▸ **Your instructions**
Repeat the listing word for word. No pictures belong in the copy.

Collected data
* * * * *
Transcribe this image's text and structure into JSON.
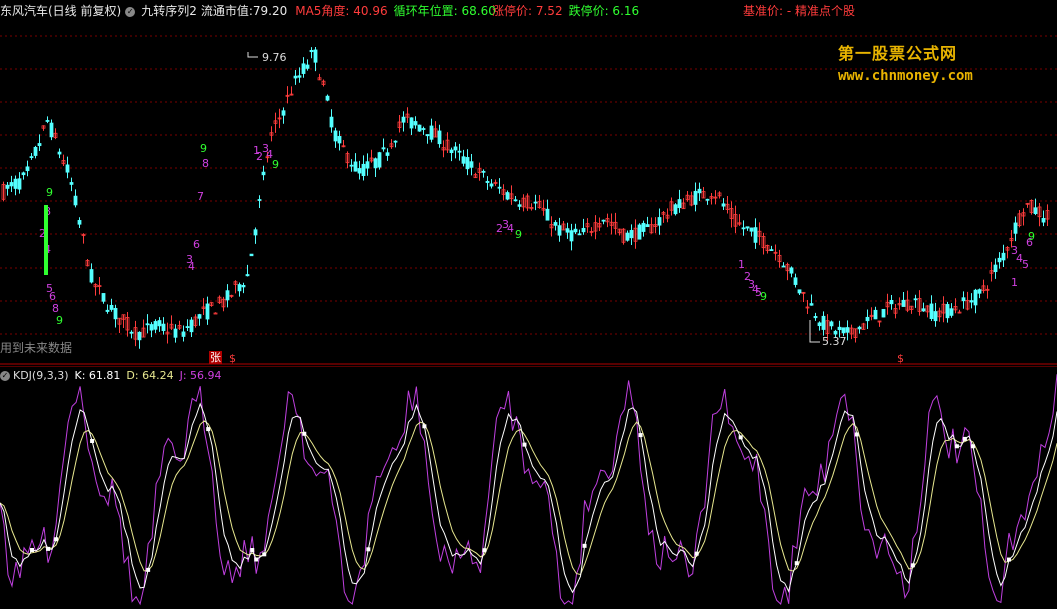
{
  "header": {
    "stock_title": "东风汽车(日线 前复权)",
    "indicator_name": "九转序列2",
    "market_cap_label": "流通市值:",
    "market_cap_value": "79.20",
    "ma5_angle": "MA5角度: 40.96",
    "cycle_position": "循环年位置: 68.60",
    "limit_up": "涨停价: 7.52",
    "limit_down": "跌停价: 6.16",
    "base_price": "基准价: - 精准点个股"
  },
  "watermark": {
    "line1": "第一股票公式网",
    "line2": "www.chnmoney.com"
  },
  "main_chart": {
    "high_label": "9.76",
    "low_label": "5.37",
    "future_data_note": "用到未来数据",
    "zhang_marker": "张",
    "dollar_marker": "$"
  },
  "kdj": {
    "title": "KDJ(9,3,3)",
    "k_label": "K: 61.81",
    "d_label": "D: 64.24",
    "j_label": "J: 56.94"
  },
  "colors": {
    "up_candle": "#ff3c3c",
    "down_candle": "#54ffff",
    "seq_magenta": "#d040e0",
    "seq_green": "#30ff30",
    "grid": "#7a0000",
    "j_line": "#c040e0",
    "k_line": "#ffffff",
    "d_line": "#e8e890"
  },
  "chart_data": {
    "type": "line",
    "title": "",
    "xlabel": "",
    "ylabel": "",
    "price_high": 9.76,
    "price_low": 5.37,
    "price_path": [
      7.6,
      7.8,
      8.7,
      7.8,
      6.2,
      5.7,
      5.4,
      5.5,
      5.4,
      5.7,
      5.9,
      6.3,
      8.4,
      9.2,
      9.76,
      8.4,
      7.9,
      8.1,
      8.7,
      8.6,
      8.3,
      8.0,
      7.7,
      7.5,
      7.4,
      7.0,
      6.9,
      7.2,
      6.9,
      7.0,
      7.3,
      7.5,
      7.6,
      7.1,
      6.9,
      6.6,
      6.0,
      5.5,
      5.37,
      5.6,
      5.8,
      5.9,
      5.7,
      5.8,
      6.0,
      6.6,
      7.4,
      7.2
    ],
    "seq_labels": [
      "9",
      "8",
      "2",
      "4",
      "5",
      "6",
      "8",
      "9",
      "3",
      "4",
      "6",
      "7",
      "8",
      "9",
      "1",
      "2",
      "3",
      "4",
      "9",
      "2",
      "3",
      "4",
      "9",
      "1",
      "2",
      "3",
      "4",
      "5",
      "9",
      "3",
      "4",
      "5",
      "6",
      "1",
      "9"
    ],
    "kdj_k_last": 61.81,
    "kdj_d_last": 64.24,
    "kdj_j_last": 56.94
  }
}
* * * * *
▸ **The answer**
Transcribe this image's text and structure into JSON.
{
  "header": {
    "stock_title": "东风汽车(日线 前复权)",
    "indicator_name": "九转序列2",
    "market_cap_label": "流通市值:",
    "market_cap_value": "79.20",
    "ma5_angle": "MA5角度: 40.96",
    "cycle_position": "循环年位置: 68.60",
    "limit_up": "涨停价: 7.52",
    "limit_down": "跌停价: 6.16",
    "base_price": "基准价: - 精准点个股"
  },
  "watermark": {
    "line1": "第一股票公式网",
    "line2": "www.chnmoney.com"
  },
  "main_chart": {
    "high_label": "9.76",
    "low_label": "5.37",
    "future_data_note": "用到未来数据",
    "zhang_marker": "张",
    "dollar_marker": "$"
  },
  "kdj": {
    "title": "KDJ(9,3,3)",
    "k_label": "K: 61.81",
    "d_label": "D: 64.24",
    "j_label": "J: 56.94"
  },
  "colors": {
    "up_candle": "#ff3c3c",
    "down_candle": "#54ffff",
    "seq_magenta": "#d040e0",
    "seq_green": "#30ff30",
    "grid": "#7a0000",
    "j_line": "#c040e0",
    "k_line": "#ffffff",
    "d_line": "#e8e890"
  },
  "chart_data": {
    "type": "line",
    "title": "",
    "xlabel": "",
    "ylabel": "",
    "price_high": 9.76,
    "price_low": 5.37,
    "price_path": [
      7.6,
      7.8,
      8.7,
      7.8,
      6.2,
      5.7,
      5.4,
      5.5,
      5.4,
      5.7,
      5.9,
      6.3,
      8.4,
      9.2,
      9.76,
      8.4,
      7.9,
      8.1,
      8.7,
      8.6,
      8.3,
      8.0,
      7.7,
      7.5,
      7.4,
      7.0,
      6.9,
      7.2,
      6.9,
      7.0,
      7.3,
      7.5,
      7.6,
      7.1,
      6.9,
      6.6,
      6.0,
      5.5,
      5.37,
      5.6,
      5.8,
      5.9,
      5.7,
      5.8,
      6.0,
      6.6,
      7.4,
      7.2
    ],
    "seq_labels": [
      "9",
      "8",
      "2",
      "4",
      "5",
      "6",
      "8",
      "9",
      "3",
      "4",
      "6",
      "7",
      "8",
      "9",
      "1",
      "2",
      "3",
      "4",
      "9",
      "2",
      "3",
      "4",
      "9",
      "1",
      "2",
      "3",
      "4",
      "5",
      "9",
      "3",
      "4",
      "5",
      "6",
      "1",
      "9"
    ],
    "kdj_k_last": 61.81,
    "kdj_d_last": 64.24,
    "kdj_j_last": 56.94
  }
}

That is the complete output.